> [Complete the following]:
A – Name every person mentioned in the market article below.
B – According to the market article below, where is Andrew Adams an analyst?
C – Please extend the market article below, picking up after its final sentence.
(Source extract)
On Wednesday, less than 24 hours after the Harris’s selection by Biden, the stock market was climbing. The Dow Jones Industrial Average DJIA, +0.94%, the S&P 500 SPX, +1.44% and the Nasdaq Composite COMP, +2.25% indexes were all headed solidly higher, on the back of hope for vaccines to battle the COVID-19 pandemic and optimism about further stimulus from the government to help laborers who have lost jobs due to business closures to curb the spread of the deadly illness.

The gains weren’t because of Harris, to be sure, but market participants say that Biden’s selection, one that had been widely telegraphed, perhaps, eases fears of a candidate that could have been viewed as less market friendly, experts told MarketWatch.

Chris Larkin, managing director of trading and investment product, at E-Trade Financial Corp. ETFC, +1.05%, said that “there’s a bit more certainty around what a Biden administration would look like, with Harris joining the ticket, who no less is understood as a moderate by the Street.”

Some analysts said that markets may have been heartened by Biden’s decision to not pick a progressive candidate like Massachusetts Sen. Elizabeth Warren, who is seen by some as a negative for stocks and the banking industry in particular.

Andrew Adams, analyst at Saut Strategy, said “[Harris] was the betting favorite and seems to be more palatable to the market than someone like long-shot Elizabeth Warren would have been from what little I’ve read.”
(End Source extract)
(Provided records)
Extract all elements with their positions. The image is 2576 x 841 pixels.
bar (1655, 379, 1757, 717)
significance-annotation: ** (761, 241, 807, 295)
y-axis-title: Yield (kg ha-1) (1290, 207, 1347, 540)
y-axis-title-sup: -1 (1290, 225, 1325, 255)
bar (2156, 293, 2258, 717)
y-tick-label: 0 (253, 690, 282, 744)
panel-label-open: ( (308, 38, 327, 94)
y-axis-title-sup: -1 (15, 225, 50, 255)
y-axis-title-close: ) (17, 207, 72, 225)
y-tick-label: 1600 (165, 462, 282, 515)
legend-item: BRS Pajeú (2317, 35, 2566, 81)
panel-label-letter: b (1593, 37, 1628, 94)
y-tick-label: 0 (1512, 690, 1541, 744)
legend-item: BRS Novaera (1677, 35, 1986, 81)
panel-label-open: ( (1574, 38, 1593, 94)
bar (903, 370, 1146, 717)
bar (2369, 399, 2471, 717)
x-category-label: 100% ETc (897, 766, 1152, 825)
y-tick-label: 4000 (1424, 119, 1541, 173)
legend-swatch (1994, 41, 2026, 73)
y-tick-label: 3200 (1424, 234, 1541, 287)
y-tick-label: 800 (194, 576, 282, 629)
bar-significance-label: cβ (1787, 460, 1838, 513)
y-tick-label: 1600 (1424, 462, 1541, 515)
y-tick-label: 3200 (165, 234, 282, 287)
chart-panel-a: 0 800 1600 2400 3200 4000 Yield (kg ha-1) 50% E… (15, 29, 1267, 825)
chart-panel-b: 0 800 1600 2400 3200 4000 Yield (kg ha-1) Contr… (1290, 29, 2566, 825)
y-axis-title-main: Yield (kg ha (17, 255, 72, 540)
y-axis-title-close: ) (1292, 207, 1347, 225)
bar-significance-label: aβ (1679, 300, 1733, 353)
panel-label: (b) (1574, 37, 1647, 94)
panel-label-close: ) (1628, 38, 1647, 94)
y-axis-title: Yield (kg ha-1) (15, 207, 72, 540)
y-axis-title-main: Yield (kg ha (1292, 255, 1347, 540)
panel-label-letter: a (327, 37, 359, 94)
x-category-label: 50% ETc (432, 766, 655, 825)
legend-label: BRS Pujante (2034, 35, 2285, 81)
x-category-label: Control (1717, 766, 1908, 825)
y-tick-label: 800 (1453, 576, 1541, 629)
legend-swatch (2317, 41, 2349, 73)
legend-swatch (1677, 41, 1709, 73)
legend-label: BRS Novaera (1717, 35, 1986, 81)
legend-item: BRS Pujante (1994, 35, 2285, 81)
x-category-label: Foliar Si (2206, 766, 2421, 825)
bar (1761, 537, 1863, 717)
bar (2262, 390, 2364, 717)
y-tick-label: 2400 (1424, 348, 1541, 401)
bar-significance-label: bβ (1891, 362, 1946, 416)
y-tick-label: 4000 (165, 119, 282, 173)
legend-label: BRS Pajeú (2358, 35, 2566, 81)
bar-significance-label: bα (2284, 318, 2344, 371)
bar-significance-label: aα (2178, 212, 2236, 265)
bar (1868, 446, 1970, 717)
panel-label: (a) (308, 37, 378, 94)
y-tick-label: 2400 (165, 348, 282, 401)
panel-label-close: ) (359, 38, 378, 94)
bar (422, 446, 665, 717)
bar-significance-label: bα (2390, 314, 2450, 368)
(End Provided records)
> [Answers to this exercise]:
A – Harris, Biden, Chris Larkin, Elizabeth Warren, Andrew Adams

B – Saut Strategy

C –
Read: Kamala Harris on student-loan forgiveness, Medicare, universal basic income, credit scores — and a tax on trading stocks

Bespoke Investment Group’s researchers wrote in a Wednesday note that “while the selection [of Harris] isn’t likely to provide much of a boost for Biden, at this point it likely won’t hurt him either,” and that could be read as not likely to hurt the market either.

That said, Harris’s selection does have some specific implications for the stock market and financial markets broadly, given her stance on taxing trading. “I would tax Wall Street stock trades at 0.2%, bond trades at 0.1%, and derivative transactions at 0.002%,” Harris said when she was a candidate for the Democratic presidential nomination. Harris had said the transaction tax would raise $2 trillion over 10 years, and Biden has expressed some support for those ideas.

She has advocated for an expanded version of Medicare, popularly known as “Medicare For All,” and she has made the case that Wall Street can pay for it in part via taxes on trading.

It is important to note that the market is fickle.

VP candidates aside, market participants had spent considerably amounts of time hand-wringing about the possibility of a Biden candidacy up until recently.

JPMorgan strategists have said that a Biden win in November would be “neutral to slight positive” for equities. The Democrat’s major economic policies include lifting the corporate tax rate from 21% to 28% — partially reversing the Republican corporate tax cut of 2017 — and increasing the federal minimum wage. The investment bank’s U.S. equity strategy team also says it expects the former vice president to ease tariffs on China and increase infrastructure spending, which could assuage market fears about rising Sino-American tensions.

Market participants caviled about the potential Trump victory back in 2016, up until the point that the 45th president actually secured victory over Democratic candidate Hillary Clinton in a stunning outcome and the market preceded to surge on the view that the real estate billionaire would be friendly to business.

Another point worth noting is that the overall impact of a candidate may not be as significant as the timing of their presidency.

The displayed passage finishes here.